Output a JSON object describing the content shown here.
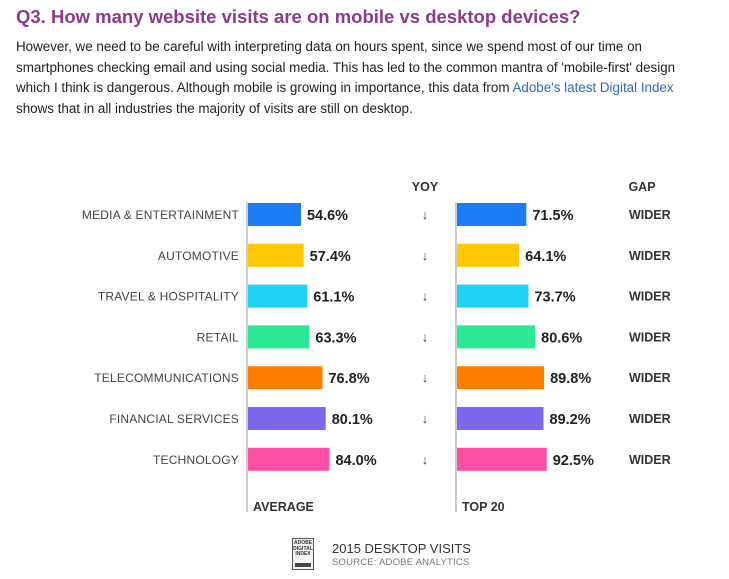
{
  "heading": "Q3. How many website visits are on mobile vs desktop devices?",
  "paragraph": {
    "text_before_link": "However, we need to be careful with interpreting data on hours spent, since we spend most of our time on smartphones checking email and using social media. This has led to the common mantra of 'mobile-first' design which I think is dangerous. Although mobile is growing in importance, this data from ",
    "link_text": "Adobe's latest Digital Index",
    "text_after_link": " shows that in all industries the majority of visits are still on desktop."
  },
  "footer": {
    "icon_text": "ADOBE DIGITAL INDEX",
    "title": "2015 DESKTOP VISITS",
    "source": "SOURCE: ADOBE ANALYTICS"
  },
  "chart_data": {
    "type": "bar",
    "orientation": "horizontal",
    "categories": [
      "MEDIA & ENTERTAINMENT",
      "AUTOMOTIVE",
      "TRAVEL & HOSPITALITY",
      "RETAIL",
      "TELECOMMUNICATIONS",
      "FINANCIAL SERVICES",
      "TECHNOLOGY"
    ],
    "colors": [
      "#1a7cf4",
      "#ffc800",
      "#1fd3f4",
      "#2ae894",
      "#ff7e00",
      "#7b68ee",
      "#ff4fa4"
    ],
    "series": [
      {
        "name": "AVERAGE",
        "values": [
          54.6,
          57.4,
          61.1,
          63.3,
          76.8,
          80.1,
          84.0
        ],
        "labels": [
          "54.6%",
          "57.4%",
          "61.1%",
          "63.3%",
          "76.8%",
          "80.1%",
          "84.0%"
        ]
      },
      {
        "name": "TOP 20",
        "values": [
          71.5,
          64.1,
          73.7,
          80.6,
          89.8,
          89.2,
          92.5
        ],
        "labels": [
          "71.5%",
          "64.1%",
          "73.7%",
          "80.6%",
          "89.8%",
          "89.2%",
          "92.5%"
        ]
      }
    ],
    "yoy_header": "YOY",
    "yoy_symbol": "↓",
    "gap_header": "GAP",
    "gap": [
      "WIDER",
      "WIDER",
      "WIDER",
      "WIDER",
      "WIDER",
      "WIDER",
      "WIDER"
    ],
    "bar_scale_max": 100
  }
}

****

» **PROBLEM DESCRIPTION**: Are you able to set down all the lines above exactly, without any pictures?

» **FULL ANSWER**:
Output a JSON object describing the content shown here.
{
  "heading": "Q3. How many website visits are on mobile vs desktop devices?",
  "paragraph": {
    "text_before_link": "However, we need to be careful with interpreting data on hours spent, since we spend most of our time on smartphones checking email and using social media. This has led to the common mantra of 'mobile-first' design which I think is dangerous. Although mobile is growing in importance, this data from ",
    "link_text": "Adobe's latest Digital Index",
    "text_after_link": " shows that in all industries the majority of visits are still on desktop."
  },
  "footer": {
    "icon_text": "ADOBE DIGITAL INDEX",
    "title": "2015 DESKTOP VISITS",
    "source": "SOURCE: ADOBE ANALYTICS"
  },
  "chart_data": {
    "type": "bar",
    "orientation": "horizontal",
    "categories": [
      "MEDIA & ENTERTAINMENT",
      "AUTOMOTIVE",
      "TRAVEL & HOSPITALITY",
      "RETAIL",
      "TELECOMMUNICATIONS",
      "FINANCIAL SERVICES",
      "TECHNOLOGY"
    ],
    "colors": [
      "#1a7cf4",
      "#ffc800",
      "#1fd3f4",
      "#2ae894",
      "#ff7e00",
      "#7b68ee",
      "#ff4fa4"
    ],
    "series": [
      {
        "name": "AVERAGE",
        "values": [
          54.6,
          57.4,
          61.1,
          63.3,
          76.8,
          80.1,
          84.0
        ],
        "labels": [
          "54.6%",
          "57.4%",
          "61.1%",
          "63.3%",
          "76.8%",
          "80.1%",
          "84.0%"
        ]
      },
      {
        "name": "TOP 20",
        "values": [
          71.5,
          64.1,
          73.7,
          80.6,
          89.8,
          89.2,
          92.5
        ],
        "labels": [
          "71.5%",
          "64.1%",
          "73.7%",
          "80.6%",
          "89.8%",
          "89.2%",
          "92.5%"
        ]
      }
    ],
    "yoy_header": "YOY",
    "yoy_symbol": "↓",
    "gap_header": "GAP",
    "gap": [
      "WIDER",
      "WIDER",
      "WIDER",
      "WIDER",
      "WIDER",
      "WIDER",
      "WIDER"
    ],
    "bar_scale_max": 100
  }
}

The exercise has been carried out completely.